* **Stated exercise**:
Compile every line that includes the word "xlabel".

Dataset excerpt
★ ★ ★ ★

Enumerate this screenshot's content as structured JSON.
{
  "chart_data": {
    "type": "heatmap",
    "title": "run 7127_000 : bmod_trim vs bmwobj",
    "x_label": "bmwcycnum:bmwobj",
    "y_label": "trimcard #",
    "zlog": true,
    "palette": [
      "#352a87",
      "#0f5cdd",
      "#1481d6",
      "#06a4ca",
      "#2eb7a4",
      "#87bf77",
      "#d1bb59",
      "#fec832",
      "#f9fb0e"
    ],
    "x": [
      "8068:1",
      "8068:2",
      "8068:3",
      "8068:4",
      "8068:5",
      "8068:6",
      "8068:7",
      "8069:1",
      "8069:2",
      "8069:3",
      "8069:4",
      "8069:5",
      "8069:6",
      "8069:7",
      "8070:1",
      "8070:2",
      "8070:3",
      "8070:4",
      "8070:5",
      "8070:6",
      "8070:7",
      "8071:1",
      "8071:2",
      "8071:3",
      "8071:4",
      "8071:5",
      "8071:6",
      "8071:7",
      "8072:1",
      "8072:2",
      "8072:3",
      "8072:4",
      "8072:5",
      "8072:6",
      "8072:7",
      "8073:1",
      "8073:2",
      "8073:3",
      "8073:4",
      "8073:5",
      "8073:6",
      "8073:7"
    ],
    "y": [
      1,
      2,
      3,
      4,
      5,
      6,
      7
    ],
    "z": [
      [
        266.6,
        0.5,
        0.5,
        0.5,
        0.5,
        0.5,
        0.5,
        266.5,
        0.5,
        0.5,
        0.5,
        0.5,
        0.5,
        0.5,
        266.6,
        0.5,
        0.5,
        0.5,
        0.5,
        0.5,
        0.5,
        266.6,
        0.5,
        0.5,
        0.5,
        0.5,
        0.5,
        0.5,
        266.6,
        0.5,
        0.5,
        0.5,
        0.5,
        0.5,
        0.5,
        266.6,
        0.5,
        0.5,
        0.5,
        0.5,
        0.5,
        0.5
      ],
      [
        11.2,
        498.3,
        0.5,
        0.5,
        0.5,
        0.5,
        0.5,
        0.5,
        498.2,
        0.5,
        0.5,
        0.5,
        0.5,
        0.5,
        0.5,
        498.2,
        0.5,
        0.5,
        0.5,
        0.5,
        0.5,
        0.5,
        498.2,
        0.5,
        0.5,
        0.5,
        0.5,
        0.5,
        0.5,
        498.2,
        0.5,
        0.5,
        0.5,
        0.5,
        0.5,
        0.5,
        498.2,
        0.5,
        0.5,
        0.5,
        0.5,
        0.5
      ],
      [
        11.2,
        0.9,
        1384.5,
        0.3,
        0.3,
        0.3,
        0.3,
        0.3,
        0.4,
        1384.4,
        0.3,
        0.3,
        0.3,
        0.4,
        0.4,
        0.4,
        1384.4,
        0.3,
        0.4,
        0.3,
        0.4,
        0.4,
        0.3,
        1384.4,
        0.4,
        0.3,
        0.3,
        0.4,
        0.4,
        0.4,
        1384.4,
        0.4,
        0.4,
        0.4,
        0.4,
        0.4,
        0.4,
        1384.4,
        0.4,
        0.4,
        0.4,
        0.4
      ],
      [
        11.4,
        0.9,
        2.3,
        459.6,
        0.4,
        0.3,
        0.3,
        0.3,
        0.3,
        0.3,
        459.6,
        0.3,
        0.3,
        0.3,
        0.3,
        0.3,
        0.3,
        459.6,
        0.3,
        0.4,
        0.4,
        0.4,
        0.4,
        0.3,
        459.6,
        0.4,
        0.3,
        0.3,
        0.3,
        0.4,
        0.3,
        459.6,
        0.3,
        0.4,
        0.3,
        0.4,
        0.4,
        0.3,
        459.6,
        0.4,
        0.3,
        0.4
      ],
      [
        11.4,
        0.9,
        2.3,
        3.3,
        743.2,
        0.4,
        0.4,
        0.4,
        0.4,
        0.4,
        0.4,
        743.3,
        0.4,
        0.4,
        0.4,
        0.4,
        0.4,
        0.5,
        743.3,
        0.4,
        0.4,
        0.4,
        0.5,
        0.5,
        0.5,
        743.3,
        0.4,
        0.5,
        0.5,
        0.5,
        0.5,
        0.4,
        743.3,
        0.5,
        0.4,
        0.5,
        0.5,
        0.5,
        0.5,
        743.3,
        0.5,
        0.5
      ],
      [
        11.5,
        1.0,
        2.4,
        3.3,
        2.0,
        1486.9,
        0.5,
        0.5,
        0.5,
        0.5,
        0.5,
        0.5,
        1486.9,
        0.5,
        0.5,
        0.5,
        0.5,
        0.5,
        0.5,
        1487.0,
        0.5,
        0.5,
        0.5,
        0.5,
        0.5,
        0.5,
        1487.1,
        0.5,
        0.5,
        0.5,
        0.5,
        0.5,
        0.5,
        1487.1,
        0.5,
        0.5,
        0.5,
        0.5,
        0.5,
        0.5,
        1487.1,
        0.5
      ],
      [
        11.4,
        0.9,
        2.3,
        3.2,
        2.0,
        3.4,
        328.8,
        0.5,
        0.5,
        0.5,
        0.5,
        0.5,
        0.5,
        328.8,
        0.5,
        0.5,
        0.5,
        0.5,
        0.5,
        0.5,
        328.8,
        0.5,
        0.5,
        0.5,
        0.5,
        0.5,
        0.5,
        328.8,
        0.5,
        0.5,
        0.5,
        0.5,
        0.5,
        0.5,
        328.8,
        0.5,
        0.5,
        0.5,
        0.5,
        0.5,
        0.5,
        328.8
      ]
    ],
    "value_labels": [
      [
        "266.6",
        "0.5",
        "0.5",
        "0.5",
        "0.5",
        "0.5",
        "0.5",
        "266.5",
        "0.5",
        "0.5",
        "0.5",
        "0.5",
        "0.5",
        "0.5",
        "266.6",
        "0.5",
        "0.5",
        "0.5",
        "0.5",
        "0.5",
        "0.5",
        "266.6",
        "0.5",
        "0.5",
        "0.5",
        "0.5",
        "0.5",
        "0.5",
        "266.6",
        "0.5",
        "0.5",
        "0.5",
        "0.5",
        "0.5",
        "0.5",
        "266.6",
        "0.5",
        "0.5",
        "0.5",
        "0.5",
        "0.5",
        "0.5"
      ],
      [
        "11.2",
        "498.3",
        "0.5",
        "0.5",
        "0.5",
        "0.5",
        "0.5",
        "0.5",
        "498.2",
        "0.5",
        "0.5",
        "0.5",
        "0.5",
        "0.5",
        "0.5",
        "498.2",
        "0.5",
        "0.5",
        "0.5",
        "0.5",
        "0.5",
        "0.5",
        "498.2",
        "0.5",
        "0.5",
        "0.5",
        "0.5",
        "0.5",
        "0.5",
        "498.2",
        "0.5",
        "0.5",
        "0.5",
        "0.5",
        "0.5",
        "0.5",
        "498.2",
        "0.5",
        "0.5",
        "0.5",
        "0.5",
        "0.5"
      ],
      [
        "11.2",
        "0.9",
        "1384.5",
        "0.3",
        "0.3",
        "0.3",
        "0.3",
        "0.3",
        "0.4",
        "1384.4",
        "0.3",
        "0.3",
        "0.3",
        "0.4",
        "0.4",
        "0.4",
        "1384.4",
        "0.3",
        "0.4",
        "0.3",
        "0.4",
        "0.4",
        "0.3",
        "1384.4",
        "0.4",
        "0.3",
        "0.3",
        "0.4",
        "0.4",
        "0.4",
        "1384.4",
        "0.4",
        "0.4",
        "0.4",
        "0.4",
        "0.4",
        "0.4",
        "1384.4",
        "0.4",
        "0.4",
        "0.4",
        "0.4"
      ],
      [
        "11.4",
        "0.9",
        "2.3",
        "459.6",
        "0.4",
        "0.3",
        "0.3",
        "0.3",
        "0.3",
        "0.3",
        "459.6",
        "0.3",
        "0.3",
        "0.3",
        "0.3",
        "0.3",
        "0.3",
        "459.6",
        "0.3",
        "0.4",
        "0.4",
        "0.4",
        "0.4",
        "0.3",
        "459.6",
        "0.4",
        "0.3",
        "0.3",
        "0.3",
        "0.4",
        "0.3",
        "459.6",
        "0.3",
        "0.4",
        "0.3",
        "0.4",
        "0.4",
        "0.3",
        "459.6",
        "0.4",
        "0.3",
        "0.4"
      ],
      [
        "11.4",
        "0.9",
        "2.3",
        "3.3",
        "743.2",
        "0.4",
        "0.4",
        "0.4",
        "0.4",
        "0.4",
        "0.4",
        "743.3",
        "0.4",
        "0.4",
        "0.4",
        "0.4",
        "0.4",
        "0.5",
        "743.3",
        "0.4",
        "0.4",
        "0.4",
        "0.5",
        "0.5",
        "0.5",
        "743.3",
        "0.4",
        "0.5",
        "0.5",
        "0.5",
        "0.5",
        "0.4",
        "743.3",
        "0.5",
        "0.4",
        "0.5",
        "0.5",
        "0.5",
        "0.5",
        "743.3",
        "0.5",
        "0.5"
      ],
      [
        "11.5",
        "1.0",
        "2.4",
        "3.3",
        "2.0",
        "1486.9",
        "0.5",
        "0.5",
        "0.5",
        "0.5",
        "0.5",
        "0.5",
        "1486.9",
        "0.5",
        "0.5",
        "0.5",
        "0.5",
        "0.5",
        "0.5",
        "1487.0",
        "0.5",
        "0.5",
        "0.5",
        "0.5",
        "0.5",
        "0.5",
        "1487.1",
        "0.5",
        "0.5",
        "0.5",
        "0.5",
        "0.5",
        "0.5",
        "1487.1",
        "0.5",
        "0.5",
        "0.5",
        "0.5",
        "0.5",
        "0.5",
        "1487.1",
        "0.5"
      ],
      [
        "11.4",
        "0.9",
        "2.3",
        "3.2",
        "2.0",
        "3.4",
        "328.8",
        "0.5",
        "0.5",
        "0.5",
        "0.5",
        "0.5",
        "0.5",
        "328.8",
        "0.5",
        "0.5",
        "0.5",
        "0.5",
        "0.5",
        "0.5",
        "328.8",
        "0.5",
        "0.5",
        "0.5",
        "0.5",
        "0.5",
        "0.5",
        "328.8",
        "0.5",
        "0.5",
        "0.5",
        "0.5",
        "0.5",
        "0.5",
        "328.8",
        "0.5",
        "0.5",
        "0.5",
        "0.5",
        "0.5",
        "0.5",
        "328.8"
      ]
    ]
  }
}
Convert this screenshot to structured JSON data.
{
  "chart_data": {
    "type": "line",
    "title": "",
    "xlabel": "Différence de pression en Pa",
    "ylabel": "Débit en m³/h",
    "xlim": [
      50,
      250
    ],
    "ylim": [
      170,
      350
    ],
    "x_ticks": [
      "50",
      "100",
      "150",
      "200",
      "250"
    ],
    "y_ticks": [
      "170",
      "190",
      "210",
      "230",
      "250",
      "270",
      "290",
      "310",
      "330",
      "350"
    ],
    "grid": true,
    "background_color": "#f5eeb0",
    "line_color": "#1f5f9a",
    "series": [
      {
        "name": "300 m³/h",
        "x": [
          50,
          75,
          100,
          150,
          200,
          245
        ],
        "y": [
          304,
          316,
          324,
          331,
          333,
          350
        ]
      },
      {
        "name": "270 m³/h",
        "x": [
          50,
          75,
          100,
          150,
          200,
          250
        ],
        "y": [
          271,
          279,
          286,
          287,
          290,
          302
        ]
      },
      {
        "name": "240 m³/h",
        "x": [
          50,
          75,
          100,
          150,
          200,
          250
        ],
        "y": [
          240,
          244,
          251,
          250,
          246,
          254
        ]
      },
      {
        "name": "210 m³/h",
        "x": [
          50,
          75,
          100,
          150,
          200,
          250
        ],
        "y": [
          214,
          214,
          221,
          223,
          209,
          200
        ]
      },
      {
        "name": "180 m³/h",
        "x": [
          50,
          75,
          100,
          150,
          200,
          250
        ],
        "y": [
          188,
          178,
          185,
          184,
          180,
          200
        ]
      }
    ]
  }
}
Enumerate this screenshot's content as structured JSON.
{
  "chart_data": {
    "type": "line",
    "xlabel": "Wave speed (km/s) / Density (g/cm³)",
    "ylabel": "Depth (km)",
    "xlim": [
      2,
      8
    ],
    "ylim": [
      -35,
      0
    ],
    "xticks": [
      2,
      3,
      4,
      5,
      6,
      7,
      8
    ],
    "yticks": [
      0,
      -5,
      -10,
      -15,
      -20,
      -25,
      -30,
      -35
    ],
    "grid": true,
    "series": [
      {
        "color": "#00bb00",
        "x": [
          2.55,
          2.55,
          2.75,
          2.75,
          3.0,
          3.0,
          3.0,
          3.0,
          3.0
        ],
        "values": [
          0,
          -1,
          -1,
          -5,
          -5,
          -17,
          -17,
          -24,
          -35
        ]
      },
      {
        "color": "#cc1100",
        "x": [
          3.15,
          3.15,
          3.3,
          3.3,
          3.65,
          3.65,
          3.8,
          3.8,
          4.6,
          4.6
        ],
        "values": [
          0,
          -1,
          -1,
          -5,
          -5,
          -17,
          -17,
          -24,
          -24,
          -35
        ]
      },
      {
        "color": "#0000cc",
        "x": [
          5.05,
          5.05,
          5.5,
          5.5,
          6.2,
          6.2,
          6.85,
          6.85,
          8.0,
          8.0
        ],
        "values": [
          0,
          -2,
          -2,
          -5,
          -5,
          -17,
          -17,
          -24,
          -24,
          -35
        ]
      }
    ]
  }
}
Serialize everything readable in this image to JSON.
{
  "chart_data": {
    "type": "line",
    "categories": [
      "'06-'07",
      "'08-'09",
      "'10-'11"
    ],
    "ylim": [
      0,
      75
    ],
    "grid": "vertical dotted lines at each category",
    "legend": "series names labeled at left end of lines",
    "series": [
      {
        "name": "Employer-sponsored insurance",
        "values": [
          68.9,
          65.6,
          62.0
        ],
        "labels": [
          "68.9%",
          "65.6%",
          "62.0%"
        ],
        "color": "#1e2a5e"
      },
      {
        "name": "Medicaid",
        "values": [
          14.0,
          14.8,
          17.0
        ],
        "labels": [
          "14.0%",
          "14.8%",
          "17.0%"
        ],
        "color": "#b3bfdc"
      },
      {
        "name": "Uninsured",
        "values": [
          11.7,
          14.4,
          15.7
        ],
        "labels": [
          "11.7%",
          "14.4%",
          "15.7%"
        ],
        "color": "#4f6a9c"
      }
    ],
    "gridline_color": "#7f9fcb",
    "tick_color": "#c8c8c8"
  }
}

★ ★ ★ ★

* **Solution to this task**:
    "xlabel": "Différence de pression en Pa",
    "xlabel": "Wave speed (km/s) / Density (g/cm³)",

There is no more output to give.